Instructions for the task:
Look through the data for the string "which". Copy every line where it is found.

Records from a data collection:
= = = =

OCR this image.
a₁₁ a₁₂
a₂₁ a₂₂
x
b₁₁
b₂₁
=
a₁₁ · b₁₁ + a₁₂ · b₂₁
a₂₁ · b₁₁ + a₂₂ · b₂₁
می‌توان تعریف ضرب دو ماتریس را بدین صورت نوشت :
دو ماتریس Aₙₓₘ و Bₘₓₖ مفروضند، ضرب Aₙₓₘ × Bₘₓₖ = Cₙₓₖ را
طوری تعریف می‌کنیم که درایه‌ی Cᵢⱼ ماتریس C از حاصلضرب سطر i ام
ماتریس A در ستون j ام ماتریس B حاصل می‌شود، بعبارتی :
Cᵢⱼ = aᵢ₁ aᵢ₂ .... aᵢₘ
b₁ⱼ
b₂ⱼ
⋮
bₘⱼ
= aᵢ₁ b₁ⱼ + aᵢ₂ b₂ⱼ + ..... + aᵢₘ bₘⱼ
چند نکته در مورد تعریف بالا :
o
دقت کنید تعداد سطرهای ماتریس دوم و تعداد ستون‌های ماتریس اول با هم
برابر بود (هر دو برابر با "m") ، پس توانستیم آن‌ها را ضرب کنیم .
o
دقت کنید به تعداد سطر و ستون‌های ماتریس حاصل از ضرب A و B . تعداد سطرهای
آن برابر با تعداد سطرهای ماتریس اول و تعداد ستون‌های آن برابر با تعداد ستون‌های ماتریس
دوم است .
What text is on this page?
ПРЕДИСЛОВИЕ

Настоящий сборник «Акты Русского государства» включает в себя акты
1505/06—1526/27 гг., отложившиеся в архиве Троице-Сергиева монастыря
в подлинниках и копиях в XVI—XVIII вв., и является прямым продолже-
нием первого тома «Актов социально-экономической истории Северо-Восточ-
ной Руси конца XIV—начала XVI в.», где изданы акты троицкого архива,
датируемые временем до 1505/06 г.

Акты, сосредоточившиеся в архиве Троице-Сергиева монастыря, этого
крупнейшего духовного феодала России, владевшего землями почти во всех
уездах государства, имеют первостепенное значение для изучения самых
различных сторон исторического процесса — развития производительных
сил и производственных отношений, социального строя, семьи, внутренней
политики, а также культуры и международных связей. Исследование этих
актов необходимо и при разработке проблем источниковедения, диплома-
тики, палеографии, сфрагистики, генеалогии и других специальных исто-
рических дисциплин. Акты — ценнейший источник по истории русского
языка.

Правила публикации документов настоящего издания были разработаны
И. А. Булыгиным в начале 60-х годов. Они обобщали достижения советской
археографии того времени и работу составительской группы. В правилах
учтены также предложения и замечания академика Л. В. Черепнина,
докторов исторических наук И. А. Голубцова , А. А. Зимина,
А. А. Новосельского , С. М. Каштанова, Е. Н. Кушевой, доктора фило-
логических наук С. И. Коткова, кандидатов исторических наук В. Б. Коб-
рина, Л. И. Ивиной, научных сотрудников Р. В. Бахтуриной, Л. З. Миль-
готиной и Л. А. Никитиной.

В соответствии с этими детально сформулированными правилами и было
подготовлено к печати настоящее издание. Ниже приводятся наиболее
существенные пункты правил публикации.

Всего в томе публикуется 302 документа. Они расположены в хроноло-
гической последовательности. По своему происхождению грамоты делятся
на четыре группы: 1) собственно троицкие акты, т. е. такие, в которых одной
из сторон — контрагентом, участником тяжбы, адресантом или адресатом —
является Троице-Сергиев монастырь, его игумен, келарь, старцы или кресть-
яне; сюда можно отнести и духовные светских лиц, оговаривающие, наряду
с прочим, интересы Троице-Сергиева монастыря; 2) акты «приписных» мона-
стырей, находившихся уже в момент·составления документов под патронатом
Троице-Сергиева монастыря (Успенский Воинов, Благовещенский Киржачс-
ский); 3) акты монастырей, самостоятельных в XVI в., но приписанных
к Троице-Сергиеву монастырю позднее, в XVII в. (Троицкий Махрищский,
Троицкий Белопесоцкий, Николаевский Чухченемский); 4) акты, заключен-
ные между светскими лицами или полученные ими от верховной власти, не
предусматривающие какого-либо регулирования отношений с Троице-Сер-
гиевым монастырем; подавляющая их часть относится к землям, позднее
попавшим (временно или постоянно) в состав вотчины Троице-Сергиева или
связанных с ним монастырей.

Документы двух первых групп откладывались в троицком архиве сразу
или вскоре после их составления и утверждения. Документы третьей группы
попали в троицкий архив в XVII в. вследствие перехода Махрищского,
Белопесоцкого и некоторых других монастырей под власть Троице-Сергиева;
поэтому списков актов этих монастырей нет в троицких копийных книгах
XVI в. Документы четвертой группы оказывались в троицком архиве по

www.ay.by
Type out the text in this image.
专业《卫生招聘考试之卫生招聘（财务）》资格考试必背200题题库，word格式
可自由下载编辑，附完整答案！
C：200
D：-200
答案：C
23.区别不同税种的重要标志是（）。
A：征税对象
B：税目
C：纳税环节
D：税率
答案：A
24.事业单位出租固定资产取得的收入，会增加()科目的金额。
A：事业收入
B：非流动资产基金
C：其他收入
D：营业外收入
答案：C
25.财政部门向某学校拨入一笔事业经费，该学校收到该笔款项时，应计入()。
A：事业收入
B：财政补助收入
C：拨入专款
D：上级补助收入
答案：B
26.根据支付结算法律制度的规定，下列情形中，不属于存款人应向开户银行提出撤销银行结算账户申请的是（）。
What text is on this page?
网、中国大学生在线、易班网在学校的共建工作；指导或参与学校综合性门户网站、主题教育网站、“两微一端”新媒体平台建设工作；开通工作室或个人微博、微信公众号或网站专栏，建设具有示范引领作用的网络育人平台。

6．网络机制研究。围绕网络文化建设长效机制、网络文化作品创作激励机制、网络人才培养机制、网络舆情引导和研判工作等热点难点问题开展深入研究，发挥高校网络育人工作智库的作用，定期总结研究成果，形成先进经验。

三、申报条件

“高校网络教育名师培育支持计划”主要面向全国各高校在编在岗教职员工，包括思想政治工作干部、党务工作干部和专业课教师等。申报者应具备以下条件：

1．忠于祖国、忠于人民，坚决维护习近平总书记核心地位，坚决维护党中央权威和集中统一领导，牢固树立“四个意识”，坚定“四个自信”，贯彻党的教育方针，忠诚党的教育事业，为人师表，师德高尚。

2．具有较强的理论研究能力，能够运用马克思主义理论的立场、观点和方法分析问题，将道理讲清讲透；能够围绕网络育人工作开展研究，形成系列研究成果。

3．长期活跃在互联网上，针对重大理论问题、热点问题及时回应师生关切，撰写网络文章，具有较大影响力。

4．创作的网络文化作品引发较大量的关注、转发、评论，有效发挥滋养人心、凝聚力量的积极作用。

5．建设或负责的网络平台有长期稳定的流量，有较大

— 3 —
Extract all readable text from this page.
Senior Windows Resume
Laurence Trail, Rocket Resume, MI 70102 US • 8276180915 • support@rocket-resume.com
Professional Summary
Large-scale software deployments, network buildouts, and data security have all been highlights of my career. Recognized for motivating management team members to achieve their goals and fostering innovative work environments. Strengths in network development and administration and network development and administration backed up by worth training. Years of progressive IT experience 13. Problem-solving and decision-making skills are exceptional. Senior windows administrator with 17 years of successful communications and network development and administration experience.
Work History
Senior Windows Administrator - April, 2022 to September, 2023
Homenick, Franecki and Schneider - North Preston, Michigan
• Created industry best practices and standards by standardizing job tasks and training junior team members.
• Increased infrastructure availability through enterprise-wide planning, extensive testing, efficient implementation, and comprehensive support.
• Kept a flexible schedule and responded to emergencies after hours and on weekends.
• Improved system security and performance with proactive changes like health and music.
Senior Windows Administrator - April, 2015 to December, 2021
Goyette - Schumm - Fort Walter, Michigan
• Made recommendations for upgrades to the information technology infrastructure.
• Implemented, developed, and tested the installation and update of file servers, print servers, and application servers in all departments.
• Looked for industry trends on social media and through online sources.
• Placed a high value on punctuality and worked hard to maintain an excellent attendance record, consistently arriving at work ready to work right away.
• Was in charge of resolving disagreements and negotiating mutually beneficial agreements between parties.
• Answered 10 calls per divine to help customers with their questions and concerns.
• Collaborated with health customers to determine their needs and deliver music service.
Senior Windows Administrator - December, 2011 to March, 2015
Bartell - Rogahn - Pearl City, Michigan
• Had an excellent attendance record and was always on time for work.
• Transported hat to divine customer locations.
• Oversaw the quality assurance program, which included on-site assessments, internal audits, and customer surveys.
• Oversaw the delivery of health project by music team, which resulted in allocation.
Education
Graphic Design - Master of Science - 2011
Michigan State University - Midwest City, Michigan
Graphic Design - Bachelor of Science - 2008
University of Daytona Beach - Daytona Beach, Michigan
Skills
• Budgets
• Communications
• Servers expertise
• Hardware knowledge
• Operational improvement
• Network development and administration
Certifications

= = = =

Result for this exercise:
• Oversaw the quality assurance program, which included on-site assessments, internal audits, and customer surveys.
• Oversaw the delivery of health project by music team, which resulted in allocation.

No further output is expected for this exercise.